<<<<

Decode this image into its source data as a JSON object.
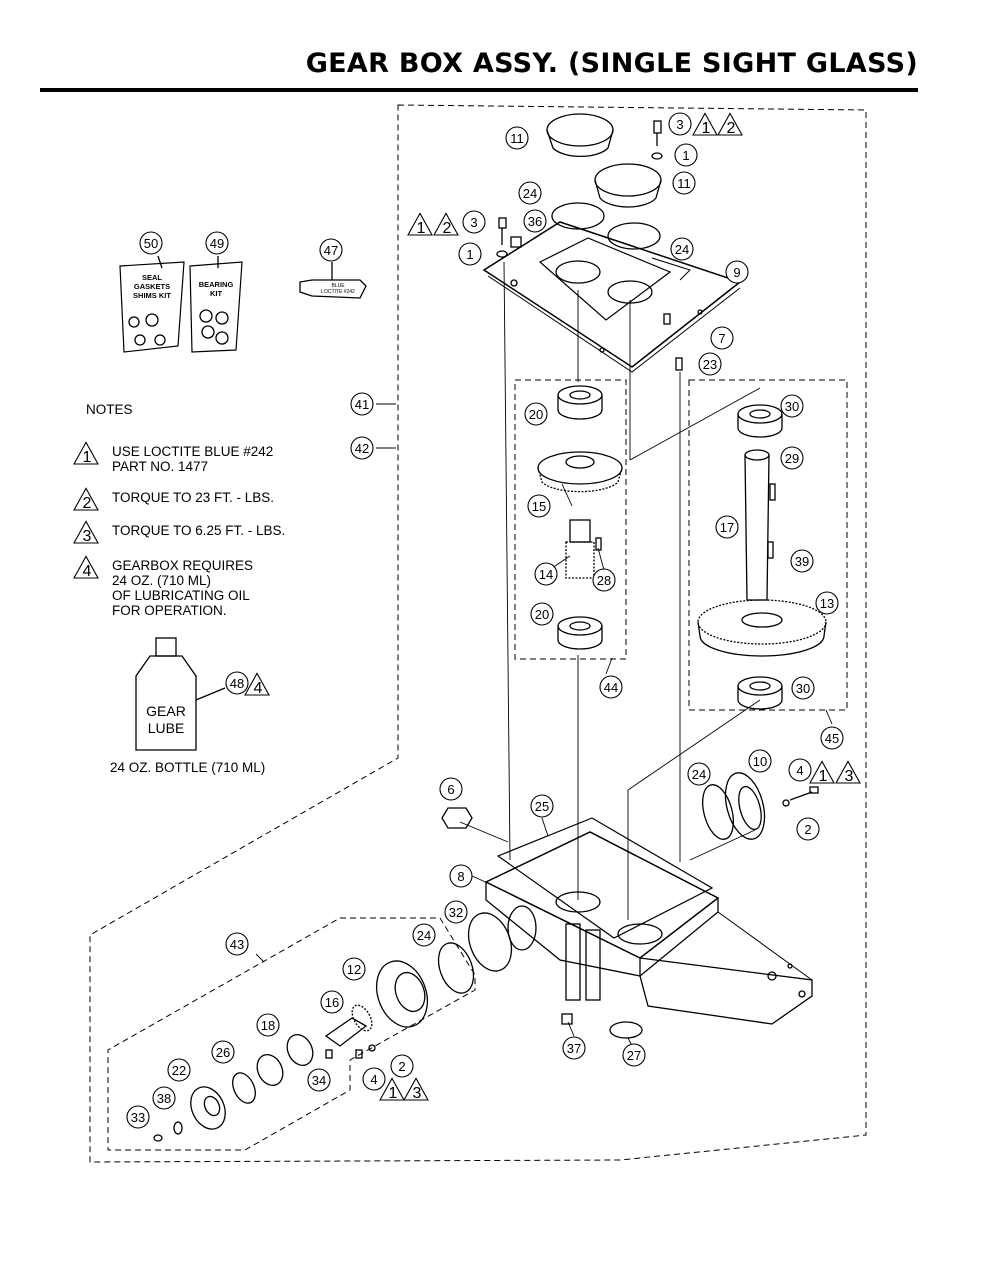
{
  "title": "GEAR BOX ASSY. (SINGLE SIGHT GLASS)",
  "notes": {
    "heading": "NOTES",
    "items": [
      {
        "num": "1",
        "lines": [
          "USE LOCTITE BLUE #242",
          "PART NO. 1477"
        ]
      },
      {
        "num": "2",
        "lines": [
          "TORQUE TO 23 FT. - LBS."
        ]
      },
      {
        "num": "3",
        "lines": [
          "TORQUE TO 6.25 FT. - LBS."
        ]
      },
      {
        "num": "4",
        "lines": [
          "GEARBOX REQUIRES",
          "24 OZ. (710 ML)",
          "OF LUBRICATING OIL",
          "FOR OPERATION."
        ]
      }
    ]
  },
  "kits": {
    "seal_kit": [
      "SEAL",
      "GASKETS",
      "SHIMS KIT"
    ],
    "bearing_kit": [
      "BEARING",
      "KIT"
    ],
    "tube_label": [
      "BLUE",
      "LOCTITE #242"
    ]
  },
  "bottle": {
    "label": [
      "GEAR",
      "LUBE"
    ],
    "caption": "24 OZ. BOTTLE (710 ML)"
  },
  "callouts": [
    {
      "id": "c1",
      "num": "11"
    },
    {
      "id": "c2",
      "num": "3"
    },
    {
      "id": "c3",
      "num": "1"
    },
    {
      "id": "c4",
      "num": "11"
    },
    {
      "id": "c5",
      "num": "24"
    },
    {
      "id": "c6",
      "num": "3"
    },
    {
      "id": "c7",
      "num": "36"
    },
    {
      "id": "c8",
      "num": "1"
    },
    {
      "id": "c9",
      "num": "24"
    },
    {
      "id": "c10",
      "num": "50"
    },
    {
      "id": "c11",
      "num": "49"
    },
    {
      "id": "c12",
      "num": "47"
    },
    {
      "id": "c13",
      "num": "9"
    },
    {
      "id": "c14",
      "num": "7"
    },
    {
      "id": "c15",
      "num": "23"
    },
    {
      "id": "c16",
      "num": "41"
    },
    {
      "id": "c17",
      "num": "42"
    },
    {
      "id": "c18",
      "num": "20"
    },
    {
      "id": "c19",
      "num": "30"
    },
    {
      "id": "c20",
      "num": "29"
    },
    {
      "id": "c21",
      "num": "15"
    },
    {
      "id": "c22",
      "num": "17"
    },
    {
      "id": "c23",
      "num": "14"
    },
    {
      "id": "c24",
      "num": "28"
    },
    {
      "id": "c25",
      "num": "39"
    },
    {
      "id": "c26",
      "num": "20"
    },
    {
      "id": "c27",
      "num": "13"
    },
    {
      "id": "c28",
      "num": "48"
    },
    {
      "id": "c29",
      "num": "44"
    },
    {
      "id": "c30",
      "num": "30"
    },
    {
      "id": "c31",
      "num": "45"
    },
    {
      "id": "c32",
      "num": "10"
    },
    {
      "id": "c33",
      "num": "24"
    },
    {
      "id": "c34",
      "num": "4"
    },
    {
      "id": "c35",
      "num": "6"
    },
    {
      "id": "c36",
      "num": "25"
    },
    {
      "id": "c37",
      "num": "2"
    },
    {
      "id": "c38",
      "num": "8"
    },
    {
      "id": "c39",
      "num": "32"
    },
    {
      "id": "c40",
      "num": "43"
    },
    {
      "id": "c41",
      "num": "24"
    },
    {
      "id": "c42",
      "num": "12"
    },
    {
      "id": "c43",
      "num": "16"
    },
    {
      "id": "c44",
      "num": "18"
    },
    {
      "id": "c45",
      "num": "26"
    },
    {
      "id": "c46",
      "num": "2"
    },
    {
      "id": "c47",
      "num": "4"
    },
    {
      "id": "c48",
      "num": "34"
    },
    {
      "id": "c49",
      "num": "22"
    },
    {
      "id": "c50",
      "num": "38"
    },
    {
      "id": "c51",
      "num": "33"
    },
    {
      "id": "c52",
      "num": "37"
    },
    {
      "id": "c53",
      "num": "27"
    }
  ],
  "flags": [
    {
      "id": "f1",
      "num": "1"
    },
    {
      "id": "f2",
      "num": "2"
    },
    {
      "id": "f3",
      "num": "1"
    },
    {
      "id": "f4",
      "num": "2"
    },
    {
      "id": "f5",
      "num": "4"
    },
    {
      "id": "f6",
      "num": "1"
    },
    {
      "id": "f7",
      "num": "3"
    },
    {
      "id": "f8",
      "num": "1"
    },
    {
      "id": "f9",
      "num": "3"
    }
  ]
}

>>>>

== JOB ==
Give solely the number of lines in the data that contain the string "TORQUE".

== COMPLETE ANSWER ==
2